(Saved entries)
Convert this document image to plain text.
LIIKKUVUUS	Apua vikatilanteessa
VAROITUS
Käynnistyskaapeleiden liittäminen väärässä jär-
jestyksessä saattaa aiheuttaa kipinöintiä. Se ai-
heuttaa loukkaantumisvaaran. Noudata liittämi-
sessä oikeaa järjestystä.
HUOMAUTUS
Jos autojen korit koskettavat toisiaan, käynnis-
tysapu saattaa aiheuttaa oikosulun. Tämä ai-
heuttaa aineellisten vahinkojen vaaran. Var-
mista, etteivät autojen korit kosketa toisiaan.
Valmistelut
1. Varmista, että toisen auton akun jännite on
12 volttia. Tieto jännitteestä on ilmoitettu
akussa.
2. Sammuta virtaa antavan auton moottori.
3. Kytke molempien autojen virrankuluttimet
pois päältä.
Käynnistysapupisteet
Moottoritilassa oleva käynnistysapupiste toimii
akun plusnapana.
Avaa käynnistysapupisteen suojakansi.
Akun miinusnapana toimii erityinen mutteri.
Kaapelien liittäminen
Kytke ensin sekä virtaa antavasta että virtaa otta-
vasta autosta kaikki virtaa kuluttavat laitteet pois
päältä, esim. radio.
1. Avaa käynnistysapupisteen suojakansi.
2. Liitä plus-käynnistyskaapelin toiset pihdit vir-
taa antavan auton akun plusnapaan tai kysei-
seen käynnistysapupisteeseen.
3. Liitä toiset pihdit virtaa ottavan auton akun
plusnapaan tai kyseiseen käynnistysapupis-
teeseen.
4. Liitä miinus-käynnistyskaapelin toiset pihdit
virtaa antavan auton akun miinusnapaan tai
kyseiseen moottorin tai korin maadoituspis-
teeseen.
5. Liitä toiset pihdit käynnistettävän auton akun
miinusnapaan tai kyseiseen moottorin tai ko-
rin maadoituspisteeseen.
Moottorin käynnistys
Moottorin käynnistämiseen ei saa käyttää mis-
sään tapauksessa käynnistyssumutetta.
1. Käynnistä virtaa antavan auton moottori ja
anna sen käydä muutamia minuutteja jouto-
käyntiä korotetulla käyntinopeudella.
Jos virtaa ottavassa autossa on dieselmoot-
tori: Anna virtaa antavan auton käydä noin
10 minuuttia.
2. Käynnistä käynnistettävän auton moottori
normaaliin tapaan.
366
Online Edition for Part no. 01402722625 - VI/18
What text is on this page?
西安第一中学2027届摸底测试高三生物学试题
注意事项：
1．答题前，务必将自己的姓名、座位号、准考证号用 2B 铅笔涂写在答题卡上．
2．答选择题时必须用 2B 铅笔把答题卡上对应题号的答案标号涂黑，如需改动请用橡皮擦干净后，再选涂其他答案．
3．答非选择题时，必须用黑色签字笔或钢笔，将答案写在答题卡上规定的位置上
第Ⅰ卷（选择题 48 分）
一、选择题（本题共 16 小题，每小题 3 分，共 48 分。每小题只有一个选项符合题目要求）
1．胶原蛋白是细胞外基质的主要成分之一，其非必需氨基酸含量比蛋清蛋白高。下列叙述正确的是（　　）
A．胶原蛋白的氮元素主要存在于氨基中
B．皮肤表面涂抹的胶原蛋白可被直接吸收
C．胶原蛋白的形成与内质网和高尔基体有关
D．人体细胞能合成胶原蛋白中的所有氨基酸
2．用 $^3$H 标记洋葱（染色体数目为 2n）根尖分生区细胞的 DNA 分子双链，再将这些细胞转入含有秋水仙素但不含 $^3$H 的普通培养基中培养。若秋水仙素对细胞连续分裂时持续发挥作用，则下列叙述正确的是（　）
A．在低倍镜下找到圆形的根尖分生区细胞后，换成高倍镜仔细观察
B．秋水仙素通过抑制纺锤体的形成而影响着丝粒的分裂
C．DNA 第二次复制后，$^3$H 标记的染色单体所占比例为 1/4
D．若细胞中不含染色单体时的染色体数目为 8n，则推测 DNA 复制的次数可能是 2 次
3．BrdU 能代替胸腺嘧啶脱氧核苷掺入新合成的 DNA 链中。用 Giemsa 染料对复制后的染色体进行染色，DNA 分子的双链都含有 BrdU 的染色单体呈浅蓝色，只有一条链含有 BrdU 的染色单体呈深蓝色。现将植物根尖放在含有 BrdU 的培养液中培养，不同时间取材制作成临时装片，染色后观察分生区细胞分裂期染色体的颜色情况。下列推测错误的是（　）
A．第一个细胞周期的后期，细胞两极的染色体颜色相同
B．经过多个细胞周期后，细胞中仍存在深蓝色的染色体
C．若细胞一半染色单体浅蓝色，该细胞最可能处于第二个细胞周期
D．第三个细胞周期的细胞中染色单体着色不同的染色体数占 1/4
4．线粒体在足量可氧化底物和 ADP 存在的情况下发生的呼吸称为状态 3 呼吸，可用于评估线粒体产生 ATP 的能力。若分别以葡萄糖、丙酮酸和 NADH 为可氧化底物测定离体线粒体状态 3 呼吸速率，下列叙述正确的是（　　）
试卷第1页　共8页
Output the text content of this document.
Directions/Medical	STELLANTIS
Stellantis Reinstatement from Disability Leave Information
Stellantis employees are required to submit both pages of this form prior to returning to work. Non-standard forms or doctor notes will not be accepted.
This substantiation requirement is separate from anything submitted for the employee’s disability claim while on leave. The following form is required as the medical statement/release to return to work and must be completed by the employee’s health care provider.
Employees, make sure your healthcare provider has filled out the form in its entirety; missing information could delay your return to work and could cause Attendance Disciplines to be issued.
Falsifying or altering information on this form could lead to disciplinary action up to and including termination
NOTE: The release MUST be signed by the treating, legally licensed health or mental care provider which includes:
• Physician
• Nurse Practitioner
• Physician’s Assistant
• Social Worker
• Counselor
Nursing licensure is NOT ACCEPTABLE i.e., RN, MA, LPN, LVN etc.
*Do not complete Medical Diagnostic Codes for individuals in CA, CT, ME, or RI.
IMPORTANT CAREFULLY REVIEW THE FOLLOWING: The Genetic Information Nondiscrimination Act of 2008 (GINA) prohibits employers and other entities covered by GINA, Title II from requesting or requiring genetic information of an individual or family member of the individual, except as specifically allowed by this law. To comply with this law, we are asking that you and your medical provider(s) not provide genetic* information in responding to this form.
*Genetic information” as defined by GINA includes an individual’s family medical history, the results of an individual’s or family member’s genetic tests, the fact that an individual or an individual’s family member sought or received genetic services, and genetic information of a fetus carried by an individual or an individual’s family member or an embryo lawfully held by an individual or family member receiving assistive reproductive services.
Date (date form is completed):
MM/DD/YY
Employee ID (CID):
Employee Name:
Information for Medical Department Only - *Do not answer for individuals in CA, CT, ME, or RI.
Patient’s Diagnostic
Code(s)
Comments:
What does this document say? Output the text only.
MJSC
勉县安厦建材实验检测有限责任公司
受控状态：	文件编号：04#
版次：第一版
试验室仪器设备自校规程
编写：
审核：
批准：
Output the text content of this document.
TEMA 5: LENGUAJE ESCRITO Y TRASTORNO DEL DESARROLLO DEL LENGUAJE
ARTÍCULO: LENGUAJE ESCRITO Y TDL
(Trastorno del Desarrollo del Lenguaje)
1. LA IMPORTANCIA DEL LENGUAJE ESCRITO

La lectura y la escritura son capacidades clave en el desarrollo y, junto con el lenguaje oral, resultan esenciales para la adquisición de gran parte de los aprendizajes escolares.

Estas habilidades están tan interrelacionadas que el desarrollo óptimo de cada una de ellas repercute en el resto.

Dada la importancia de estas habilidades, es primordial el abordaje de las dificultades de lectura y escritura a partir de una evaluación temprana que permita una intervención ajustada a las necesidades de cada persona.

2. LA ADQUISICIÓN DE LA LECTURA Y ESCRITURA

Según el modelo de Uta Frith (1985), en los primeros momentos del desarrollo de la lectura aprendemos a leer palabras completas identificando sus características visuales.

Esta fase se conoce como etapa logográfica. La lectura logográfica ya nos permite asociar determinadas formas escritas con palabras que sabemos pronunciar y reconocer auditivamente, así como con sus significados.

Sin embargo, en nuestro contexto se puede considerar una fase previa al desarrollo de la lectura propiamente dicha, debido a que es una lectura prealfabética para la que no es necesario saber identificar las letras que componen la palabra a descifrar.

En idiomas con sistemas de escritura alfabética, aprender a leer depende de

#### [What is being asked]
Check each line above for the word "ESCRITO" and give the number of lines that have it, nothing else.

#### [Solution for this exercise]
3